# OBJECTIVE:
Every entry must be given again exactly.

[Stored entries]
***

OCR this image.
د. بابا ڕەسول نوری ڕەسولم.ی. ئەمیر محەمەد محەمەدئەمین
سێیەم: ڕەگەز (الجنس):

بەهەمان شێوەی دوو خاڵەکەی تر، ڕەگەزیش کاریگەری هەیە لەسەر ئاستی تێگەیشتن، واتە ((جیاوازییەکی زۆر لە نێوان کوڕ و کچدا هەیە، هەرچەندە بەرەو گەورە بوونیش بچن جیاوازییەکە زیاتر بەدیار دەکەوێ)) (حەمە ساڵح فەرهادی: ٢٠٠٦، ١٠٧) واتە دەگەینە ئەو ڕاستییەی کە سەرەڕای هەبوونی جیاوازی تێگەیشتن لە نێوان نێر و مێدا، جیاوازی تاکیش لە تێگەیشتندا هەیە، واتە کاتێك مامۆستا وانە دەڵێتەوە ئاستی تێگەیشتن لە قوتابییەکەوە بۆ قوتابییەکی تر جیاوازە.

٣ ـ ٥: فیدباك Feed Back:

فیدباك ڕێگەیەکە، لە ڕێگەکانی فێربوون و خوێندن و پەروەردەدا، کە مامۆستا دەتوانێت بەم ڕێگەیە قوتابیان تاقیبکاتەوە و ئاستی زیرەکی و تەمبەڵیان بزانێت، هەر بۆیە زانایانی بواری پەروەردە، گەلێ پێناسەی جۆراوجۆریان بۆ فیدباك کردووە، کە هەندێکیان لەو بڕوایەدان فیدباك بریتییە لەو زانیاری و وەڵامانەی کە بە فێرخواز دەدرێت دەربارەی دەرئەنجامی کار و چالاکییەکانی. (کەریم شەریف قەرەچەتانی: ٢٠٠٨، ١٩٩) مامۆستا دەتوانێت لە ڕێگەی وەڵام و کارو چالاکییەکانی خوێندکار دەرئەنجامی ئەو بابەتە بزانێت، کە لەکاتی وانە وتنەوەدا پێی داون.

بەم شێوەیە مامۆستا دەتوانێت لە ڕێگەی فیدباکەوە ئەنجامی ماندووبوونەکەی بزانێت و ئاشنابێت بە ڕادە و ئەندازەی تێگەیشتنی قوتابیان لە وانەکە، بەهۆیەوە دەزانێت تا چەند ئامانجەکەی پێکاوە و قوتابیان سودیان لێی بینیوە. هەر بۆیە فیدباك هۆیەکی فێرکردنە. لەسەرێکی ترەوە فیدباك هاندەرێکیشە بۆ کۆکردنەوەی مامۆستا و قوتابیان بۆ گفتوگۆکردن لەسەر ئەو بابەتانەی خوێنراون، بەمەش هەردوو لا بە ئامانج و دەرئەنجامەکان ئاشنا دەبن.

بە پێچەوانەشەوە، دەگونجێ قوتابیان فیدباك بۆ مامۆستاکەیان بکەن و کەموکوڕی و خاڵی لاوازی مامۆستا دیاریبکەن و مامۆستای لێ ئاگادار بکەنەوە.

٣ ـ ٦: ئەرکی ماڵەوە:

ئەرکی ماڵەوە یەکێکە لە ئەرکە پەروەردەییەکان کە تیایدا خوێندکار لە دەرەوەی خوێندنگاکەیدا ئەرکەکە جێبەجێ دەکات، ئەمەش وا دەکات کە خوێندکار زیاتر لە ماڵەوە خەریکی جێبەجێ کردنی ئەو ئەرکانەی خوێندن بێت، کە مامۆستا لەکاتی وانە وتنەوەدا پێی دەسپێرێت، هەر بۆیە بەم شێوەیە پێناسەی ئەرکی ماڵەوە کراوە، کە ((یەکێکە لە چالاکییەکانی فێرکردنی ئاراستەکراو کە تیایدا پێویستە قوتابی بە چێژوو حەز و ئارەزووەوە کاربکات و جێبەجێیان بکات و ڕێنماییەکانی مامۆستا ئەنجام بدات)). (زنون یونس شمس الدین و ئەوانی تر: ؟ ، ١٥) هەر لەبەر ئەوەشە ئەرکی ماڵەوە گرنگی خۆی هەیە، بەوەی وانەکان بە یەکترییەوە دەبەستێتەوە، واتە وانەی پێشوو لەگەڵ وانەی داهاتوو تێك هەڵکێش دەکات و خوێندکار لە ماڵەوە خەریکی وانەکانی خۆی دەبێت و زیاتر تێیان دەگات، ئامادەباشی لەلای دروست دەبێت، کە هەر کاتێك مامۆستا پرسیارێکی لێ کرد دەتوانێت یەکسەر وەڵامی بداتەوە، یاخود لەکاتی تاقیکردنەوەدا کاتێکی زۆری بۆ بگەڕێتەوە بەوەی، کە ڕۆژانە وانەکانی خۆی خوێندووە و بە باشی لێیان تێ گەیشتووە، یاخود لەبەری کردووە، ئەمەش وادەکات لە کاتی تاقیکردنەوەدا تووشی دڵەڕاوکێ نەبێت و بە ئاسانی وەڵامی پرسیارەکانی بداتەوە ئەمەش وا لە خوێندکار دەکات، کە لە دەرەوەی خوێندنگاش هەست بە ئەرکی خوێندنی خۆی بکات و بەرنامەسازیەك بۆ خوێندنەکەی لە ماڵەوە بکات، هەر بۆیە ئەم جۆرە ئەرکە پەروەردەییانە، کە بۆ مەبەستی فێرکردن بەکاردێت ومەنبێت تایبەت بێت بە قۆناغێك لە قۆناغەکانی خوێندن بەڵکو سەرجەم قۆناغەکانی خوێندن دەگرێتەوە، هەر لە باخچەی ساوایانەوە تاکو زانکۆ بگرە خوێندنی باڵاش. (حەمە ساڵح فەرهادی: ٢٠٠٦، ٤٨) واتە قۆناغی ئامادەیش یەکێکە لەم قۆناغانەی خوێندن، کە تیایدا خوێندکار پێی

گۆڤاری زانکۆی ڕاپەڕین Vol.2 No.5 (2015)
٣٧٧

***

# FULL RESPONSE:
OCR this image.
د. بابا ڕەسول نوری ڕەسولم.ی. ئەمیر محەمەد محەمەدئەمین
سێیەم: ڕەگەز (الجنس):

بەهەمان شێوەی دوو خاڵەکەی تر، ڕەگەزیش کاریگەری هەیە لەسەر ئاستی تێگەیشتن، واتە ((جیاوازییەکی زۆر لە نێوان کوڕ و کچدا هەیە، هەرچەندە بەرەو گەورە بوونیش بچن جیاوازییەکە زیاتر بەدیار دەکەوێ)) (حەمە ساڵح فەرهادی: ٢٠٠٦، ١٠٧) واتە دەگەینە ئەو ڕاستییەی کە سەرەڕای هەبوونی جیاوازی تێگەیشتن لە نێوان نێر و مێدا، جیاوازی تاکیش لە تێگەیشتندا هەیە، واتە کاتێك مامۆستا وانە دەڵێتەوە ئاستی تێگەیشتن لە قوتابییەکەوە بۆ قوتابییەکی تر جیاوازە.

٣ ـ ٥: فیدباك Feed Back:

فیدباك ڕێگەیەکە، لە ڕێگەکانی فێربوون و خوێندن و پەروەردەدا، کە مامۆستا دەتوانێت بەم ڕێگەیە قوتابیان تاقیبکاتەوە و ئاستی زیرەکی و تەمبەڵیان بزانێت، هەر بۆیە زانایانی بواری پەروەردە، گەلێ پێناسەی جۆراوجۆریان بۆ فیدباك کردووە، کە هەندێکیان لەو بڕوایەدان فیدباك بریتییە لەو زانیاری و وەڵامانەی کە بە فێرخواز دەدرێت دەربارەی دەرئەنجامی کار و چالاکییەکانی. (کەریم شەریف قەرەچەتانی: ٢٠٠٨، ١٩٩) مامۆستا دەتوانێت لە ڕێگەی وەڵام و کارو چالاکییەکانی خوێندکار دەرئەنجامی ئەو بابەتە بزانێت، کە لەکاتی وانە وتنەوەدا پێی داون.

بەم شێوەیە مامۆستا دەتوانێت لە ڕێگەی فیدباکەوە ئەنجامی ماندووبوونەکەی بزانێت و ئاشنابێت بە ڕادە و ئەندازەی تێگەیشتنی قوتابیان لە وانەکە، بەهۆیەوە دەزانێت تا چەند ئامانجەکەی پێکاوە و قوتابیان سودیان لێی بینیوە. هەر بۆیە فیدباك هۆیەکی فێرکردنە. لەسەرێکی ترەوە فیدباك هاندەرێکیشە بۆ کۆکردنەوەی مامۆستا و قوتابیان بۆ گفتوگۆکردن لەسەر ئەو بابەتانەی خوێنراون، بەمەش هەردوو لا بە ئامانج و دەرئەنجامەکان ئاشنا دەبن.

بە پێچەوانەشەوە، دەگونجێ قوتابیان فیدباك بۆ مامۆستاکەیان بکەن و کەموکوڕی و خاڵی لاوازی مامۆستا دیاریبکەن و مامۆستای لێ ئاگادار بکەنەوە.

٣ ـ ٦: ئەرکی ماڵەوە:

ئەرکی ماڵەوە یەکێکە لە ئەرکە پەروەردەییەکان کە تیایدا خوێندکار لە دەرەوەی خوێندنگاکەیدا ئەرکەکە جێبەجێ دەکات، ئەمەش وا دەکات کە خوێندکار زیاتر لە ماڵەوە خەریکی جێبەجێ کردنی ئەو ئەرکانەی خوێندن بێت، کە مامۆستا لەکاتی وانە وتنەوەدا پێی دەسپێرێت، هەر بۆیە بەم شێوەیە پێناسەی ئەرکی ماڵەوە کراوە، کە ((یەکێکە لە چالاکییەکانی فێرکردنی ئاراستەکراو کە تیایدا پێویستە قوتابی بە چێژوو حەز و ئارەزووەوە کاربکات و جێبەجێیان بکات و ڕێنماییەکانی مامۆستا ئەنجام بدات)). (زنون یونس شمس الدین و ئەوانی تر: ؟ ، ١٥) هەر لەبەر ئەوەشە ئەرکی ماڵەوە گرنگی خۆی هەیە، بەوەی وانەکان بە یەکترییەوە دەبەستێتەوە، واتە وانەی پێشوو لەگەڵ وانەی داهاتوو تێك هەڵکێش دەکات و خوێندکار لە ماڵەوە خەریکی وانەکانی خۆی دەبێت و زیاتر تێیان دەگات، ئامادەباشی لەلای دروست دەبێت، کە هەر کاتێك مامۆستا پرسیارێکی لێ کرد دەتوانێت یەکسەر وەڵامی بداتەوە، یاخود لەکاتی تاقیکردنەوەدا کاتێکی زۆری بۆ بگەڕێتەوە بەوەی، کە ڕۆژانە وانەکانی خۆی خوێندووە و بە باشی لێیان تێ گەیشتووە، یاخود لەبەری کردووە، ئەمەش وادەکات لە کاتی تاقیکردنەوەدا تووشی دڵەڕاوکێ نەبێت و بە ئاسانی وەڵامی پرسیارەکانی بداتەوە ئەمەش وا لە خوێندکار دەکات، کە لە دەرەوەی خوێندنگاش هەست بە ئەرکی خوێندنی خۆی بکات و بەرنامەسازیەك بۆ خوێندنەکەی لە ماڵەوە بکات، هەر بۆیە ئەم جۆرە ئەرکە پەروەردەییانە، کە بۆ مەبەستی فێرکردن بەکاردێت ومەنبێت تایبەت بێت بە قۆناغێك لە قۆناغەکانی خوێندن بەڵکو سەرجەم قۆناغەکانی خوێندن دەگرێتەوە، هەر لە باخچەی ساوایانەوە تاکو زانکۆ بگرە خوێندنی باڵاش. (حەمە ساڵح فەرهادی: ٢٠٠٦، ٤٨) واتە قۆناغی ئامادەیش یەکێکە لەم قۆناغانەی خوێندن، کە تیایدا خوێندکار پێی

گۆڤاری زانکۆی ڕاپەڕین Vol.2 No.5 (2015)
٣٧٧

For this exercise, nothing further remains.